### Trecho exibido:
----
Mesmo após a informação de que Bolsonaro foi alvo do ataque virtual, o ministro da Casa Civil, Onyx Lorenzoni, afirmou que por ora não há previsão de mudar procedimentos de comunicação na Esplanada.
A exemplo de Bolsonaro, Onyx mantém o número que usava antes de assumir o cargo. Eles se recusam a utilizar o aparelho criptografado oferecido pelo Gabinete de Segurança Institucional porque preferem falar pelo WhatsApp, que, para integrantes da área de segurança do governo, apresenta mais riscos.
O Terminal de Comunicação Seguro (TCS), desenvolvido pela Agência Brasileira de Inteligência para proteger informações trocadas entre autoridades, só permite comunicação com aparelhos similares. O próprio ministro do GSI, Augusto Heleno, usa o WhatsApp.
Onyx afirmou ainda que o assunto deve ser discutido em uma reunião ministerial prevista para a próxima terça-feira, caso haja alguma nova recomendação da Abin ou do Ministério da Justiça. “O WhatsApp a gente usa regularmente, quase todos (os ministros). Até porque é o(aplicativo) mais usado por toda a sociedade”, disse, ressaltando ter “zero preocupação” com eventuais vazamentos.
Em nota, o GSI disse que cabe às autoridades “optar pelo equipamento e operá-lo conforme suas necessidades funcionais”. “O TCS é móvel, possui funções de chamada de voz e troca de mensagens e arquivos criptografados com algoritmos de Estado”, afirmou.
----
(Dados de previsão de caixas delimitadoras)
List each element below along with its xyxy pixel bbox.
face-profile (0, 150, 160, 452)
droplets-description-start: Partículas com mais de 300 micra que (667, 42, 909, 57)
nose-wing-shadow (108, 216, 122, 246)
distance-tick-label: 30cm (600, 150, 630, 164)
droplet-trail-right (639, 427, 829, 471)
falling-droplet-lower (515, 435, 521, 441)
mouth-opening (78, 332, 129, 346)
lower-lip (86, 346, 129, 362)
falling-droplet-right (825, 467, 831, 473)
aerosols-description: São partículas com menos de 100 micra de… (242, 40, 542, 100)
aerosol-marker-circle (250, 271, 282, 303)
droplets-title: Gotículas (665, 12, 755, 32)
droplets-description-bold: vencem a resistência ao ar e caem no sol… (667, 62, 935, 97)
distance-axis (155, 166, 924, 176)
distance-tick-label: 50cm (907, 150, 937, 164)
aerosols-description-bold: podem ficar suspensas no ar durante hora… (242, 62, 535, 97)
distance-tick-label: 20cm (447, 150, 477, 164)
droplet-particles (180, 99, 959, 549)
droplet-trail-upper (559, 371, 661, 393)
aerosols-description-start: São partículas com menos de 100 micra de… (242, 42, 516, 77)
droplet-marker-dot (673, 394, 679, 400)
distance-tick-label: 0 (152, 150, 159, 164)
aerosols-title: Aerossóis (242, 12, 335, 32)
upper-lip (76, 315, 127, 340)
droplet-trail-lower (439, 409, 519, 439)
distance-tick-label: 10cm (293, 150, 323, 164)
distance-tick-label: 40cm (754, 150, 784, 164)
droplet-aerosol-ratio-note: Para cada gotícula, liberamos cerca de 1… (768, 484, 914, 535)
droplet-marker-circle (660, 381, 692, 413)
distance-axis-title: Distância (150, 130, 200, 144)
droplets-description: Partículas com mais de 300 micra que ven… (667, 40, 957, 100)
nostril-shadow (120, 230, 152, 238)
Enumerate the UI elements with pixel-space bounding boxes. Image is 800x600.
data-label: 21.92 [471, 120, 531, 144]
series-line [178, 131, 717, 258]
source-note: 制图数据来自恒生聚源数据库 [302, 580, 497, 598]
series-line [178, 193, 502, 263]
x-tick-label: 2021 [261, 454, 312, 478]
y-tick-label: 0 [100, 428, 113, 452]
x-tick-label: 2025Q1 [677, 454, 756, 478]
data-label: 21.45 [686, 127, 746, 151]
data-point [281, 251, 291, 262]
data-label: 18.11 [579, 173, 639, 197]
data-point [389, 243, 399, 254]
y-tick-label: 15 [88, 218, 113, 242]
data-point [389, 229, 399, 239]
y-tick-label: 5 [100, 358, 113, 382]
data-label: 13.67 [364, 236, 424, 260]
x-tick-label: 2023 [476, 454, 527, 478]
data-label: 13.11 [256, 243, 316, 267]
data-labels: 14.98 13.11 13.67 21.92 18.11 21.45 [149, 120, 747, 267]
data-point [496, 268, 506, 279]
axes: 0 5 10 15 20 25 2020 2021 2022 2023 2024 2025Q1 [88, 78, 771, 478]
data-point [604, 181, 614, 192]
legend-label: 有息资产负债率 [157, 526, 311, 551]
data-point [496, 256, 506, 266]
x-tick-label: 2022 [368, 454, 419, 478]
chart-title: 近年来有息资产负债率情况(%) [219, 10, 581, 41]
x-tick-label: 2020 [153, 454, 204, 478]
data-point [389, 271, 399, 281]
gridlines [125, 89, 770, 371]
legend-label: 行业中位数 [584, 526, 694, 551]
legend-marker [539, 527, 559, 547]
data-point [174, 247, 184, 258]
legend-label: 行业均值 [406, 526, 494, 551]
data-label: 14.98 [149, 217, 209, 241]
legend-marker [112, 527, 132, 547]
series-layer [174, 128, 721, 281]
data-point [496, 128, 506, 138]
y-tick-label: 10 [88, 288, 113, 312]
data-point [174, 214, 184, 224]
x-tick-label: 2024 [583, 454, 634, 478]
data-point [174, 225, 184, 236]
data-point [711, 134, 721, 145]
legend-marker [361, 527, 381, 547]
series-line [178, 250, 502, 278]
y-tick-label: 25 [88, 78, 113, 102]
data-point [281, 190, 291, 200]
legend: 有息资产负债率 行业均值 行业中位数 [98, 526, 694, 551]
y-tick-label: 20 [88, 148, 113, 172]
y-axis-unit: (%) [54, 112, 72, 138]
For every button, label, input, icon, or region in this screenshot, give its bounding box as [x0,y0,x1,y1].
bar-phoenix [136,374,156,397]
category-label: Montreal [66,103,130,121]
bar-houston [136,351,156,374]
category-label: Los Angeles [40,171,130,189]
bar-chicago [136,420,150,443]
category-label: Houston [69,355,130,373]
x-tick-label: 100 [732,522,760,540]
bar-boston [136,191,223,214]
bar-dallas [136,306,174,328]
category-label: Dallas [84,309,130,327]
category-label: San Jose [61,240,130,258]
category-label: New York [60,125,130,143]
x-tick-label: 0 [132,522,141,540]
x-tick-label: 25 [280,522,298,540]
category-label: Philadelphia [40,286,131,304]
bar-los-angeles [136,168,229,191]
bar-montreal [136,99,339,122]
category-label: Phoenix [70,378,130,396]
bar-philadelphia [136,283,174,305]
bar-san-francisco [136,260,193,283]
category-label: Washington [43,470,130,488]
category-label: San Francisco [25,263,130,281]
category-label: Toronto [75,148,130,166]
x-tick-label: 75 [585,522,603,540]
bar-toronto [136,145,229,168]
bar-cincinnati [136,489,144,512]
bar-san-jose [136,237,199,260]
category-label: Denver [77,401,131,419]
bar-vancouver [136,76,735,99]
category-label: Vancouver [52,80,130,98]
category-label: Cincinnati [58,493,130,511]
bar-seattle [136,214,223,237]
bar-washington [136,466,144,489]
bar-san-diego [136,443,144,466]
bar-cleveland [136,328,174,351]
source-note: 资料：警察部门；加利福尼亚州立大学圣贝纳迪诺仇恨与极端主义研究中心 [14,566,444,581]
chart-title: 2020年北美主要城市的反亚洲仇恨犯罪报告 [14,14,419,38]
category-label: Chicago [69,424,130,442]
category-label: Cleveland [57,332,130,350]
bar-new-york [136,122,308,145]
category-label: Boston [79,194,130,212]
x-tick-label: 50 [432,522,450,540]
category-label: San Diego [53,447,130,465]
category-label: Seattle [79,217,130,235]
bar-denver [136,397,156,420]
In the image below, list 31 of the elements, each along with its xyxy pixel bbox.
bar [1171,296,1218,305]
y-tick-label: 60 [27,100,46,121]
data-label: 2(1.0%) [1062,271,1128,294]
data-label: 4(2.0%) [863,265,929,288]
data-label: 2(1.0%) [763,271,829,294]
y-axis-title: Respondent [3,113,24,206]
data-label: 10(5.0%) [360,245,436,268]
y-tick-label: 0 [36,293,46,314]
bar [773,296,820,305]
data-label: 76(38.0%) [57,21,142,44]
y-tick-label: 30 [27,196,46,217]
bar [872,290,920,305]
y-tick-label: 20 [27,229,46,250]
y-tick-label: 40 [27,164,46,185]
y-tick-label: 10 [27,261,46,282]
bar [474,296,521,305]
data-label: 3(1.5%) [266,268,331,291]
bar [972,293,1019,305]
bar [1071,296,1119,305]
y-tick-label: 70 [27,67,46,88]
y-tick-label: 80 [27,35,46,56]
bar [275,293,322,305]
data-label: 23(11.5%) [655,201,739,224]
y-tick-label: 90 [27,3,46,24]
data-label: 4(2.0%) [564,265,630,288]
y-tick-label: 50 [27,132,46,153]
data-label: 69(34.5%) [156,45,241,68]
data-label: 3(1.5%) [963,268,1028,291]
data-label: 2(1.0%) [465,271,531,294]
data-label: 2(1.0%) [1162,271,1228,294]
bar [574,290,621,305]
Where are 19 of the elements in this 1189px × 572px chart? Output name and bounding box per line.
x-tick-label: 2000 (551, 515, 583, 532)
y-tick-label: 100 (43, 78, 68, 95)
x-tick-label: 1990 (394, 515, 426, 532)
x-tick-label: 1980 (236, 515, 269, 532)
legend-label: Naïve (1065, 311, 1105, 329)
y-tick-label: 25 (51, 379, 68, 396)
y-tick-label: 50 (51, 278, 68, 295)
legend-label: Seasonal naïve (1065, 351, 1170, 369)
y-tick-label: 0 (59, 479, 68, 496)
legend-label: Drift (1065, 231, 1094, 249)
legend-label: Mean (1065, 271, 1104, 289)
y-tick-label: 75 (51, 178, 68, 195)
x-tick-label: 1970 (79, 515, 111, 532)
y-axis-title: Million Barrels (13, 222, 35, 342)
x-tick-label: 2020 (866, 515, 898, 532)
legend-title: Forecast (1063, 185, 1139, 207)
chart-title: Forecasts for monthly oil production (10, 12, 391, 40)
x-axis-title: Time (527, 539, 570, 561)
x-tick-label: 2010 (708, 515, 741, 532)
----
### Detalhes do exercício:
Responda com base no texto sobre a comunicação no governo:
1. Que órgão desenvolveu o Terminal de Comunicação Seguro (TCS)?
2. Para quando está prevista a reunião ministerial em que o assunto deve ser discutido?
3. Segundo a nota do GSI, que funções o TCS possui?

### Resultado da tarefa:
1. A Agência Brasileira de Inteligência.
2. Para a próxima terça-feira.
3. Chamada de voz e troca de mensagens e arquivos criptografados com algoritmos de Estado.